### Provided records ###

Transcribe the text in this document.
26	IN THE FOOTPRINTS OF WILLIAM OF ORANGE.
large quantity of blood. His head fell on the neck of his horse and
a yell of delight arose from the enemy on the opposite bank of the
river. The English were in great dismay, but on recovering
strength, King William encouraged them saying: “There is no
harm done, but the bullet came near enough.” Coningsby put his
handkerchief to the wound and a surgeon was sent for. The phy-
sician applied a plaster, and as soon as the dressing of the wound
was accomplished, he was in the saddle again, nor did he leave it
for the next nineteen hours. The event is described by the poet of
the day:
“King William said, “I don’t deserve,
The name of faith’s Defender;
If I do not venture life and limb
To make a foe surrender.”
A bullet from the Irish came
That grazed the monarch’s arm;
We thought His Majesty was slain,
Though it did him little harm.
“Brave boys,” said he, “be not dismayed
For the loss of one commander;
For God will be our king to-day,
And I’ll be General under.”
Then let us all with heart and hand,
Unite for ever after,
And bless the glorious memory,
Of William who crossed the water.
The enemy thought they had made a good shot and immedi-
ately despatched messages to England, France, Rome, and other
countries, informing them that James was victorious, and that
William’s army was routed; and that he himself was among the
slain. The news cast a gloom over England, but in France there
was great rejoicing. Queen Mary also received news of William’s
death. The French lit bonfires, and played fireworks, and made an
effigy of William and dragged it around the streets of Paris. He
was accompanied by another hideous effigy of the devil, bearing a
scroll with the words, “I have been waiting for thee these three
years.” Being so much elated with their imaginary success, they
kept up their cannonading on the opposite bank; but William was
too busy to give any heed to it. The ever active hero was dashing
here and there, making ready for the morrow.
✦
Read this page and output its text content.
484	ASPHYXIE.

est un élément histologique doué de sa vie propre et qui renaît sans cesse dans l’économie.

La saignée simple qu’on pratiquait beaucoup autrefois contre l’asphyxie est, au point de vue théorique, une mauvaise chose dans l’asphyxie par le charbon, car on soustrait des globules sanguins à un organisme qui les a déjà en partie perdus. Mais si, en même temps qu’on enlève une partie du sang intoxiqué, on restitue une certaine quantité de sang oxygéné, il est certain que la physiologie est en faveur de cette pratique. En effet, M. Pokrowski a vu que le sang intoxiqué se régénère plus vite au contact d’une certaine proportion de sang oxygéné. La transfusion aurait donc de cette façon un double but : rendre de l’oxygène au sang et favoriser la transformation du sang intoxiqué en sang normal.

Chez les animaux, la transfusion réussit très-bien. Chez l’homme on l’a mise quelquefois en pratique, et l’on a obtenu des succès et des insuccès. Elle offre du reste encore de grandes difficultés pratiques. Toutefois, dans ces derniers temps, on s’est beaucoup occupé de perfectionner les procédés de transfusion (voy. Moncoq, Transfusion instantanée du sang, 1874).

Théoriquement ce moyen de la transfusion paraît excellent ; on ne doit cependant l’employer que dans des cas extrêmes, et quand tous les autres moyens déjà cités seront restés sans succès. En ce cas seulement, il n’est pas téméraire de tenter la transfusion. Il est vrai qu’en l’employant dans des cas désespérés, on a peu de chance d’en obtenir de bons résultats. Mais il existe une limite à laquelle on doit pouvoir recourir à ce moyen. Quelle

###

◆ What is asked:
Your task is to pick out every line with the string "they" and copy it.

◆ Exercise answer:
The enemy thought they had made a good shot and immedi-
years.” Being so much elated with their imaginary success, they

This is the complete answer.